§ What the task requires
The listing below is to be output in its exact form.

━━━ Records for processing

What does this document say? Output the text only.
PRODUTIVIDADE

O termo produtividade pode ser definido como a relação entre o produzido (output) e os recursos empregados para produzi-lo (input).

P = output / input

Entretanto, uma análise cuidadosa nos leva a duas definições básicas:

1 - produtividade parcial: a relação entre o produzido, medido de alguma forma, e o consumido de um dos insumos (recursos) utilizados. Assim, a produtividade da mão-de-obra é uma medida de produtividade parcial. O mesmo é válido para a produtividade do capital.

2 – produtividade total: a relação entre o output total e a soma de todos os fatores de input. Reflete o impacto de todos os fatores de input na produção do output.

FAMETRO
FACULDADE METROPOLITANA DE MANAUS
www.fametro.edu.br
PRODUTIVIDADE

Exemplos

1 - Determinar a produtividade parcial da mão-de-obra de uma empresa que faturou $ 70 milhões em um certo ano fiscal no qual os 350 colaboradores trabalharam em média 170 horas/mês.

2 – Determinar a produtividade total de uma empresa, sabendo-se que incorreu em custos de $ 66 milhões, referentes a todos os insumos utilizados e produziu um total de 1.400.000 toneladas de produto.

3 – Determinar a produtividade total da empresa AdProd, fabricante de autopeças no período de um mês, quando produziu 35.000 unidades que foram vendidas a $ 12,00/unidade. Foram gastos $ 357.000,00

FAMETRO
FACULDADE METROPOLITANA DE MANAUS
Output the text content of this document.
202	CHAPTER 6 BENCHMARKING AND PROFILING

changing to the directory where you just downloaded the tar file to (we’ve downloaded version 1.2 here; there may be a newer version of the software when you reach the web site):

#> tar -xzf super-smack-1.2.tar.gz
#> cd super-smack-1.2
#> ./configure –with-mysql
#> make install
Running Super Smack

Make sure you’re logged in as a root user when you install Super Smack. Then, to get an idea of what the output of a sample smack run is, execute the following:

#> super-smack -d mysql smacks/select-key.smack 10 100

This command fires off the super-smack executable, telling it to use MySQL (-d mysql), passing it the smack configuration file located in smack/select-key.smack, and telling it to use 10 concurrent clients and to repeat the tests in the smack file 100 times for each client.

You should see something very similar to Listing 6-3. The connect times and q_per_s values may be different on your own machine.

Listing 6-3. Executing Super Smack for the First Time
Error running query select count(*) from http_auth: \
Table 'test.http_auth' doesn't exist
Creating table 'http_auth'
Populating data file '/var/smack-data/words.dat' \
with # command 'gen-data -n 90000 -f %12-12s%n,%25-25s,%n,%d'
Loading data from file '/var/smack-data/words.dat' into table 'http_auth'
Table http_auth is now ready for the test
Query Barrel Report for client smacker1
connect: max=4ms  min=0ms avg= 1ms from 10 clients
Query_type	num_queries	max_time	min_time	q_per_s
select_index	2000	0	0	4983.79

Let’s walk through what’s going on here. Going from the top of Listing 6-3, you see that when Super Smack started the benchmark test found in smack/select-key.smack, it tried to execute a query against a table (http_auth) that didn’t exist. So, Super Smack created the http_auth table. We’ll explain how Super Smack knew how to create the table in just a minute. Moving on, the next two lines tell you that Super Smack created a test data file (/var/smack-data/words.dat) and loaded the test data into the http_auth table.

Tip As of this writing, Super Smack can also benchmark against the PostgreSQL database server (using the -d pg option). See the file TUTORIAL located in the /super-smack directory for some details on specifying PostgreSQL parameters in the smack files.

━━━━━━

§ Task answer
What does this document say? Output the text only.
PRODUTIVIDADE

O termo produtividade pode ser definido como a relação entre o produzido (output) e os recursos empregados para produzi-lo (input).

P = output / input

Entretanto, uma análise cuidadosa nos leva a duas definições básicas:

1 - produtividade parcial: a relação entre o produzido, medido de alguma forma, e o consumido de um dos insumos (recursos) utilizados. Assim, a produtividade da mão-de-obra é uma medida de produtividade parcial. O mesmo é válido para a produtividade do capital.

2 – produtividade total: a relação entre o output total e a soma de todos os fatores de input. Reflete o impacto de todos os fatores de input na produção do output.

FAMETRO
FACULDADE METROPOLITANA DE MANAUS
www.fametro.edu.br
PRODUTIVIDADE

Exemplos

1 - Determinar a produtividade parcial da mão-de-obra de uma empresa que faturou $ 70 milhões em um certo ano fiscal no qual os 350 colaboradores trabalharam em média 170 horas/mês.

2 – Determinar a produtividade total de uma empresa, sabendo-se que incorreu em custos de $ 66 milhões, referentes a todos os insumos utilizados e produziu um total de 1.400.000 toneladas de produto.

3 – Determinar a produtividade total da empresa AdProd, fabricante de autopeças no período de um mês, quando produziu 35.000 unidades que foram vendidas a $ 12,00/unidade. Foram gastos $ 357.000,00

FAMETRO
FACULDADE METROPOLITANA DE MANAUS
Output the text content of this document.
202	CHAPTER 6 BENCHMARKING AND PROFILING

changing to the directory where you just downloaded the tar file to (we’ve downloaded version 1.2 here; there may be a newer version of the software when you reach the web site):

#> tar -xzf super-smack-1.2.tar.gz
#> cd super-smack-1.2
#> ./configure –with-mysql
#> make install
Running Super Smack

Make sure you’re logged in as a root user when you install Super Smack. Then, to get an idea of what the output of a sample smack run is, execute the following:

#> super-smack -d mysql smacks/select-key.smack 10 100

This command fires off the super-smack executable, telling it to use MySQL (-d mysql), passing it the smack configuration file located in smack/select-key.smack, and telling it to use 10 concurrent clients and to repeat the tests in the smack file 100 times for each client.

You should see something very similar to Listing 6-3. The connect times and q_per_s values may be different on your own machine.

Listing 6-3. Executing Super Smack for the First Time
Error running query select count(*) from http_auth: \
Table 'test.http_auth' doesn't exist
Creating table 'http_auth'
Populating data file '/var/smack-data/words.dat' \
with # command 'gen-data -n 90000 -f %12-12s%n,%25-25s,%n,%d'
Loading data from file '/var/smack-data/words.dat' into table 'http_auth'
Table http_auth is now ready for the test
Query Barrel Report for client smacker1
connect: max=4ms  min=0ms avg= 1ms from 10 clients
Query_type	num_queries	max_time	min_time	q_per_s
select_index	2000	0	0	4983.79

Let’s walk through what’s going on here. Going from the top of Listing 6-3, you see that when Super Smack started the benchmark test found in smack/select-key.smack, it tried to execute a query against a table (http_auth) that didn’t exist. So, Super Smack created the http_auth table. We’ll explain how Super Smack knew how to create the table in just a minute. Moving on, the next two lines tell you that Super Smack created a test data file (/var/smack-data/words.dat) and loaded the test data into the http_auth table.

Tip As of this writing, Super Smack can also benchmark against the PostgreSQL database server (using the -d pg option). See the file TUTORIAL located in the /super-smack directory for some details on specifying PostgreSQL parameters in the smack files.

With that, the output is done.